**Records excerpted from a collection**

——

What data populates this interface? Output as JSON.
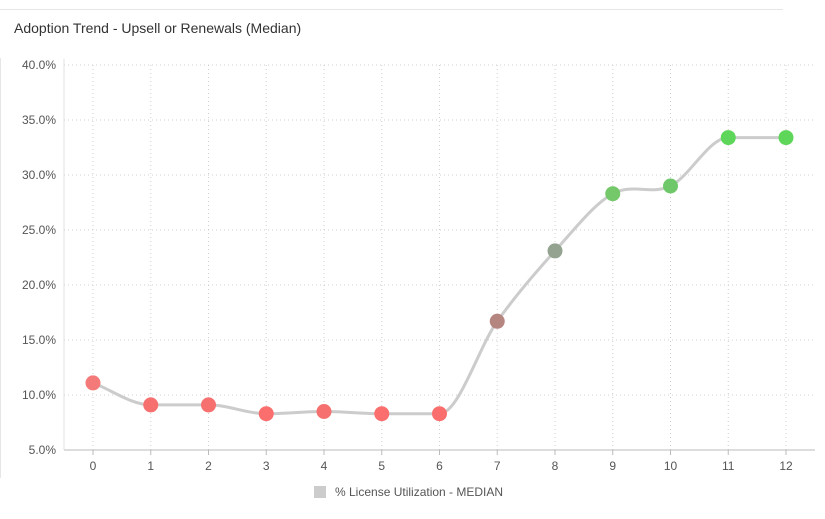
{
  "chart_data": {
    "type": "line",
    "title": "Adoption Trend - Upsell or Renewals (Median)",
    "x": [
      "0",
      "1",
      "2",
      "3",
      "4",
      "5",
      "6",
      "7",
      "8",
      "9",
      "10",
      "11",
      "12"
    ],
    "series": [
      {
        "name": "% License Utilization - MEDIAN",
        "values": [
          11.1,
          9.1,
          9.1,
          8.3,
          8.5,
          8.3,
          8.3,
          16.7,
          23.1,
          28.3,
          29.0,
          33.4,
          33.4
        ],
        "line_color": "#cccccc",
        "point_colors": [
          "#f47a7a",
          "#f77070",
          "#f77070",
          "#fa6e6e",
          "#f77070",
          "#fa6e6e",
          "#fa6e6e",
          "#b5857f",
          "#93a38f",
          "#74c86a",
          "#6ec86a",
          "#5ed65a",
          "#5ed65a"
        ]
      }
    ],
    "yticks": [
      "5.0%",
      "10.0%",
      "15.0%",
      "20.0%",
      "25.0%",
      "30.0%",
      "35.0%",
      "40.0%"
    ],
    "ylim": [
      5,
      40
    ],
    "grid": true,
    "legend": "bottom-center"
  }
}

——

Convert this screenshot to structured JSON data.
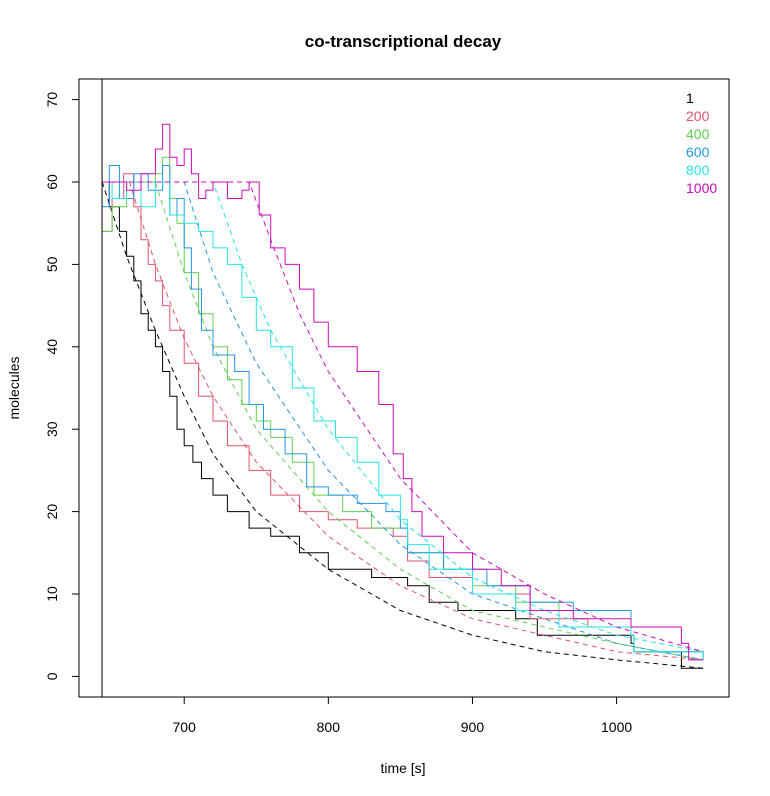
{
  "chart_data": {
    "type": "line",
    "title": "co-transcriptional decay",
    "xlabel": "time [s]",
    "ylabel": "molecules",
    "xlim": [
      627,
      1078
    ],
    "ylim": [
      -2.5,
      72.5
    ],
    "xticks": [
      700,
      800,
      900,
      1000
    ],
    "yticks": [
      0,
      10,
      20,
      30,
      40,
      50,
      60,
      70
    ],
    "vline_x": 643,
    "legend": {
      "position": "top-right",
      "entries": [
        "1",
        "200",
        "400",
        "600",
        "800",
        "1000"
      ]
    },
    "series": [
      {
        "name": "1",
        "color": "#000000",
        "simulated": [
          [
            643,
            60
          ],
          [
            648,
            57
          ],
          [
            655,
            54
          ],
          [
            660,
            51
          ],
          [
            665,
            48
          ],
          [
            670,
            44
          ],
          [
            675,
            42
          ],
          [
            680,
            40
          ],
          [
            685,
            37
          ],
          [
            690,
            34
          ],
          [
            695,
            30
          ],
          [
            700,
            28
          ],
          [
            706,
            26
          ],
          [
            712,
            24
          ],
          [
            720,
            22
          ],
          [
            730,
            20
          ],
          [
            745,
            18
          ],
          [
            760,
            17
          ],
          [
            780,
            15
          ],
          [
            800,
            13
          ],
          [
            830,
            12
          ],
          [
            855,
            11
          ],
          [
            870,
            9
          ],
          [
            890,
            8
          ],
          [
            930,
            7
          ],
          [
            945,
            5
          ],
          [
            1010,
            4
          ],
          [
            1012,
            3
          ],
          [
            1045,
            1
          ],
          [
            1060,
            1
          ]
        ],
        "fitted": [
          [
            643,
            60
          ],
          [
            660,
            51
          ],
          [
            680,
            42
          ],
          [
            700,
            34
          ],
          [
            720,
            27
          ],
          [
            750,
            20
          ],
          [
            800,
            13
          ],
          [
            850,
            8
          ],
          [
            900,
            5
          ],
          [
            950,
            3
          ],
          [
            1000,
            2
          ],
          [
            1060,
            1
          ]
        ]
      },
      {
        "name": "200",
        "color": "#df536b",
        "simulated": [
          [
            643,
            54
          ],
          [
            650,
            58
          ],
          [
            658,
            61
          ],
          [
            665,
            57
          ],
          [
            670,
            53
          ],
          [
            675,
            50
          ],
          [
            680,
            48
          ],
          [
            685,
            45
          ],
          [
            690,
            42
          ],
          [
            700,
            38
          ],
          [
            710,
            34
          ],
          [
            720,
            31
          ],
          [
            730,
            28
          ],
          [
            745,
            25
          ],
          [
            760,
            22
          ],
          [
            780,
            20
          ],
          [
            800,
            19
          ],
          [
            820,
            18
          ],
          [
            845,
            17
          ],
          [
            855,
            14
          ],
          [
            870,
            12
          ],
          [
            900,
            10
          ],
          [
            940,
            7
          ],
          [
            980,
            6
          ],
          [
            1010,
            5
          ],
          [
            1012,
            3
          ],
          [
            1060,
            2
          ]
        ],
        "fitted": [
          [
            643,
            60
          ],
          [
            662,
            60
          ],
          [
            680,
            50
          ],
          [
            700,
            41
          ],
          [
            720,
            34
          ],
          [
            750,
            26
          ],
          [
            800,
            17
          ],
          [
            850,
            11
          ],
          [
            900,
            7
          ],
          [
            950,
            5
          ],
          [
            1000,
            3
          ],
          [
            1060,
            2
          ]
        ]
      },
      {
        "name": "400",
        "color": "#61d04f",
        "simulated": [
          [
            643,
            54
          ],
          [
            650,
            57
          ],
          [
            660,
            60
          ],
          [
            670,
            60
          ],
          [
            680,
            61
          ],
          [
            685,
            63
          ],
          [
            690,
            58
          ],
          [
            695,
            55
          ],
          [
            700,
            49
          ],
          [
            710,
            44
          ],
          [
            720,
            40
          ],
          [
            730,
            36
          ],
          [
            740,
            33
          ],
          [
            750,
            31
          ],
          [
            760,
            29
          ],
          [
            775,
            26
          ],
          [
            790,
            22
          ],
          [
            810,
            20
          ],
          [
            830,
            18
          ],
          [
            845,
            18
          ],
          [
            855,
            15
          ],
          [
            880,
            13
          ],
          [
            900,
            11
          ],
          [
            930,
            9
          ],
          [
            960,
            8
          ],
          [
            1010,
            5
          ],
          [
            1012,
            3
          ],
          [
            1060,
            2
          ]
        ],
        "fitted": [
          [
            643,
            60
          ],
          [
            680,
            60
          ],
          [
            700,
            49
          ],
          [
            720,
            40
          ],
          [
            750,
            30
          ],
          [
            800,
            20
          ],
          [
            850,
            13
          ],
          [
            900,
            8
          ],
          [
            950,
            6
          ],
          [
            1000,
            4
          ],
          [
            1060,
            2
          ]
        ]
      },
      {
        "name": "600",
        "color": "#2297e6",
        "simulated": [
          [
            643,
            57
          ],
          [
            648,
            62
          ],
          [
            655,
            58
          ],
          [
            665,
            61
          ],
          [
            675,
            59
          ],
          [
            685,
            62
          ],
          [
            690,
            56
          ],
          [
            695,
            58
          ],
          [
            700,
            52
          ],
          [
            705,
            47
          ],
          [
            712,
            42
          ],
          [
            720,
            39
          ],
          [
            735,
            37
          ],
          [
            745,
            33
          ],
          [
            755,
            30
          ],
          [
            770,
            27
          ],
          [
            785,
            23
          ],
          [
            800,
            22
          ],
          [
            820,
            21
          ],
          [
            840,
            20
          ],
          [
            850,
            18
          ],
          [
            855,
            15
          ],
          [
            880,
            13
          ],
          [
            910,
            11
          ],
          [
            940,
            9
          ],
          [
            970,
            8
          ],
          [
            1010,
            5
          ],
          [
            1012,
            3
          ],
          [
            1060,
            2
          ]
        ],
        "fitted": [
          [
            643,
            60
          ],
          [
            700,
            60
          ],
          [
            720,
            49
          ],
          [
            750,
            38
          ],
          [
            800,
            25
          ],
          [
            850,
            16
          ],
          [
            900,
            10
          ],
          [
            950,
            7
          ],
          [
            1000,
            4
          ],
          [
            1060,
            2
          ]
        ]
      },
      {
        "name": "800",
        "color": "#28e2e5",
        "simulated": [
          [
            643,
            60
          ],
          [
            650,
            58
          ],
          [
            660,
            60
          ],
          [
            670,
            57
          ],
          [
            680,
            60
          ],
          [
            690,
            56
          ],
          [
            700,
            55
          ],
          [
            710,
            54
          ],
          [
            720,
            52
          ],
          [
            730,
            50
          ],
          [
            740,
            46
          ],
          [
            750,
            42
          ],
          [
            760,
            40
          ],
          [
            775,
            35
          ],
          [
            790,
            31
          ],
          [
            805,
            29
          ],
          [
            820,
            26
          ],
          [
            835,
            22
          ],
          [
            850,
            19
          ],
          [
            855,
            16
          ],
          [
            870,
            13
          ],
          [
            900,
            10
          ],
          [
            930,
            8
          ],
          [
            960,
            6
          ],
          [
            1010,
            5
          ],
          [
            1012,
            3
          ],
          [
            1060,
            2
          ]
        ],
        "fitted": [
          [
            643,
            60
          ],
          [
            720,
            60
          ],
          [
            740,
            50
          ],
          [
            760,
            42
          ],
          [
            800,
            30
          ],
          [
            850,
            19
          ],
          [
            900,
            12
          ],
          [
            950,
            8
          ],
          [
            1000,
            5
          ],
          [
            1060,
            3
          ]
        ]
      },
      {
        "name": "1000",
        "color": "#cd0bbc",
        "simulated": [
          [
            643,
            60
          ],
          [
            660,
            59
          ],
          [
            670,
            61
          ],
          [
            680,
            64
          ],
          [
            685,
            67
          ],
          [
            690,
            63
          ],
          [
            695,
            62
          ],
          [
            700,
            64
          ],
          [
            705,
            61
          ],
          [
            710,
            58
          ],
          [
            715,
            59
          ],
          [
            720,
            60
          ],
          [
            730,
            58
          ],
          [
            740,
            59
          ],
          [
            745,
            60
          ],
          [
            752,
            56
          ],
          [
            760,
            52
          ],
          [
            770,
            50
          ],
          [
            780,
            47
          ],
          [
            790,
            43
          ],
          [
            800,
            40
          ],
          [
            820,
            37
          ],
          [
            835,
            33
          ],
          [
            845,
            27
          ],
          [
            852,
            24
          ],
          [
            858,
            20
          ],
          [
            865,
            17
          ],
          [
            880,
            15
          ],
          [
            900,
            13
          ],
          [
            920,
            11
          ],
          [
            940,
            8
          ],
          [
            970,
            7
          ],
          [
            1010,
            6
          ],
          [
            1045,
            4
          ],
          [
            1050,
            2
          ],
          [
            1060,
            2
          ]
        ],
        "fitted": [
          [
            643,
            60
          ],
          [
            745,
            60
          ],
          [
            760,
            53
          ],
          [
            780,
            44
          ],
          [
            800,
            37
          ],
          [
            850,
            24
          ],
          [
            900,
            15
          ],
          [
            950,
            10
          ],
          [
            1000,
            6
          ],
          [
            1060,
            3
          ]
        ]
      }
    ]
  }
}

——

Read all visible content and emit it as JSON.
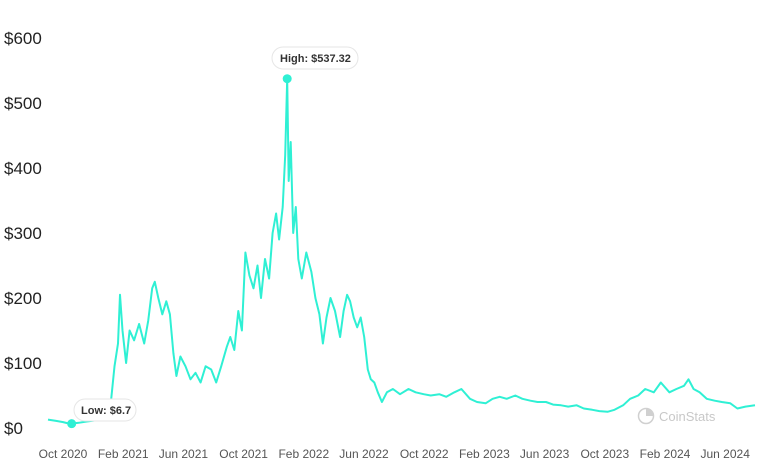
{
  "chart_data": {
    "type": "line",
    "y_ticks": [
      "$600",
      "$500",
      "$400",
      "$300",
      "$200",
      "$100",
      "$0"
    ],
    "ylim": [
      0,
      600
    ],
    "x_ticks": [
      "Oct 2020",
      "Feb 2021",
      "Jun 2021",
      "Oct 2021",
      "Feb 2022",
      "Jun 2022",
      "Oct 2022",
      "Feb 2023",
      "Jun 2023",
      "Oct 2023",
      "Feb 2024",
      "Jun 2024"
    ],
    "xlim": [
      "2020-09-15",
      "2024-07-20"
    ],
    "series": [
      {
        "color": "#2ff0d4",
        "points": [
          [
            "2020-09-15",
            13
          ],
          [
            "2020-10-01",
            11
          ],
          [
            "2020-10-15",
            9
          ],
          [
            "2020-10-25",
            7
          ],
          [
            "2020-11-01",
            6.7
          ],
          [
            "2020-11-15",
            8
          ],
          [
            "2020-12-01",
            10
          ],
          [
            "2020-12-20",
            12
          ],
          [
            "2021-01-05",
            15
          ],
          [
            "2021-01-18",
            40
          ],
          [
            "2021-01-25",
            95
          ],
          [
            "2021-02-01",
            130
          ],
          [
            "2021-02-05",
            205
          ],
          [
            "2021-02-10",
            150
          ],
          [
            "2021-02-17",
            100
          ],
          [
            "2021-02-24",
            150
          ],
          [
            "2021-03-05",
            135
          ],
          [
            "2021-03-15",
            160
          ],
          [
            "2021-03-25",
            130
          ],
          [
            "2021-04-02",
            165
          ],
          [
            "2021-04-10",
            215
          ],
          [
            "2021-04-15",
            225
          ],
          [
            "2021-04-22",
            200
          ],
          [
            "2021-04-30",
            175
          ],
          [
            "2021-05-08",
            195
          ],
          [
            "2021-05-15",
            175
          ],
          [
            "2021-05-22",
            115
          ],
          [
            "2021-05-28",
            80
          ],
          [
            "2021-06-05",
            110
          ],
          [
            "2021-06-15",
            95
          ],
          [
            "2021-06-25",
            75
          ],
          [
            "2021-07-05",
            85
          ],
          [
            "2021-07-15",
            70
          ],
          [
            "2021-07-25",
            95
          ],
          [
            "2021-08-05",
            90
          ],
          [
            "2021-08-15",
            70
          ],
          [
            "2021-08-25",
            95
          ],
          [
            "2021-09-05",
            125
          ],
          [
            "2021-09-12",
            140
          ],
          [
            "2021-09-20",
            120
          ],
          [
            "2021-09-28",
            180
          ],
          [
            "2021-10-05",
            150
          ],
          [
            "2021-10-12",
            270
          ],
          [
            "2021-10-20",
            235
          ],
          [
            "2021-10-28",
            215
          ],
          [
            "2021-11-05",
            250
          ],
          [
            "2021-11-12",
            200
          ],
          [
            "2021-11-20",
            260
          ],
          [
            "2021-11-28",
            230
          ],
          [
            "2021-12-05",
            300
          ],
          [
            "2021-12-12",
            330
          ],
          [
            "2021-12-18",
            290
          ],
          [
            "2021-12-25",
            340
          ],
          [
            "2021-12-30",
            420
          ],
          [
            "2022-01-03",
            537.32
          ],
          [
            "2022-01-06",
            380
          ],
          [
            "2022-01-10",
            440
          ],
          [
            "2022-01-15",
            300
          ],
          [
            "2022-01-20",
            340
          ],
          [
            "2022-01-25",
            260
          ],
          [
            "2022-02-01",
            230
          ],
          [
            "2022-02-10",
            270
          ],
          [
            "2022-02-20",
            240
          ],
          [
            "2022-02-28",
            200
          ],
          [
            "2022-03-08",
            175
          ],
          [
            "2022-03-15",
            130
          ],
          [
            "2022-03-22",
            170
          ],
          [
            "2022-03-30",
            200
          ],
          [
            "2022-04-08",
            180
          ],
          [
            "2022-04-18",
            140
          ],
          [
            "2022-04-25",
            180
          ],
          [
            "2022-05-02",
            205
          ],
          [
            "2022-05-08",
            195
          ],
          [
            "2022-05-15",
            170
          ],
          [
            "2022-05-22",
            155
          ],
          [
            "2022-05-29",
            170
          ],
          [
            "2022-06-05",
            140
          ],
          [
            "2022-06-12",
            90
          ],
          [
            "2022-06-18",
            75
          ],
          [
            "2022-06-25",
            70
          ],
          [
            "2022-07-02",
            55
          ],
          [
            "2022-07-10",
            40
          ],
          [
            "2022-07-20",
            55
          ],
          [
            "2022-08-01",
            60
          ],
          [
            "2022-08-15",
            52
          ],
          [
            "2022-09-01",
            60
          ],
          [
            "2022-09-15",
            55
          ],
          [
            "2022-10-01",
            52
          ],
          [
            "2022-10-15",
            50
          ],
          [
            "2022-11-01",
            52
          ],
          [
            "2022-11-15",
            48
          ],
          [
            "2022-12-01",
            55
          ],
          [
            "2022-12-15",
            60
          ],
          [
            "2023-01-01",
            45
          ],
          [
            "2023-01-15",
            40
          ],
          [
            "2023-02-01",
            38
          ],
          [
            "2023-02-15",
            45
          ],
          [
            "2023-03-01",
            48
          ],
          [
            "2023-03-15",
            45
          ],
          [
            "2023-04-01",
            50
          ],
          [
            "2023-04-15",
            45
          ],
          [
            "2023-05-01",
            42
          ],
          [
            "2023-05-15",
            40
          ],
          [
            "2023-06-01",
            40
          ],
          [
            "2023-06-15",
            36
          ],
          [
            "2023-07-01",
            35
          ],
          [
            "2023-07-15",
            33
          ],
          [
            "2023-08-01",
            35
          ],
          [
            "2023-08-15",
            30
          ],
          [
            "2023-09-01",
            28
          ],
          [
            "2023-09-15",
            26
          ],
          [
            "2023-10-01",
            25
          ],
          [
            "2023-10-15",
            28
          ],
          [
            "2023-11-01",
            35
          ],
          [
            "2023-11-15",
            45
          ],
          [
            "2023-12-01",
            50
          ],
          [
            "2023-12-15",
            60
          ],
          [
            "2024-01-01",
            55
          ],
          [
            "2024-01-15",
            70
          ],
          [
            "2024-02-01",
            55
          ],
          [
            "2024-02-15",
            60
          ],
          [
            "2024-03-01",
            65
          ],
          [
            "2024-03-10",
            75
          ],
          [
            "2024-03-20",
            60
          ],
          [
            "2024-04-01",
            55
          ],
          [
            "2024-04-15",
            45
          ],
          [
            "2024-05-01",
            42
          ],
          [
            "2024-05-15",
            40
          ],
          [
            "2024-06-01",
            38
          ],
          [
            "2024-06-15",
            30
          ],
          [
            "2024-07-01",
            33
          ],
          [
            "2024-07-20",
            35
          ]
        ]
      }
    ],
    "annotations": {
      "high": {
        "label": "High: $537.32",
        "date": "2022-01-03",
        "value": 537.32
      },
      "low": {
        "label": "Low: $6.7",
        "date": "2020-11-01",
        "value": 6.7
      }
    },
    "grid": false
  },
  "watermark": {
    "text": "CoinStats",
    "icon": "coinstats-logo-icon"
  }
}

——

**WHAT TO DO**
Go over the records above line by line and count those holding the word "title". Reply only with the number.

**RESPONSE FOR THIS EXERCISE**
2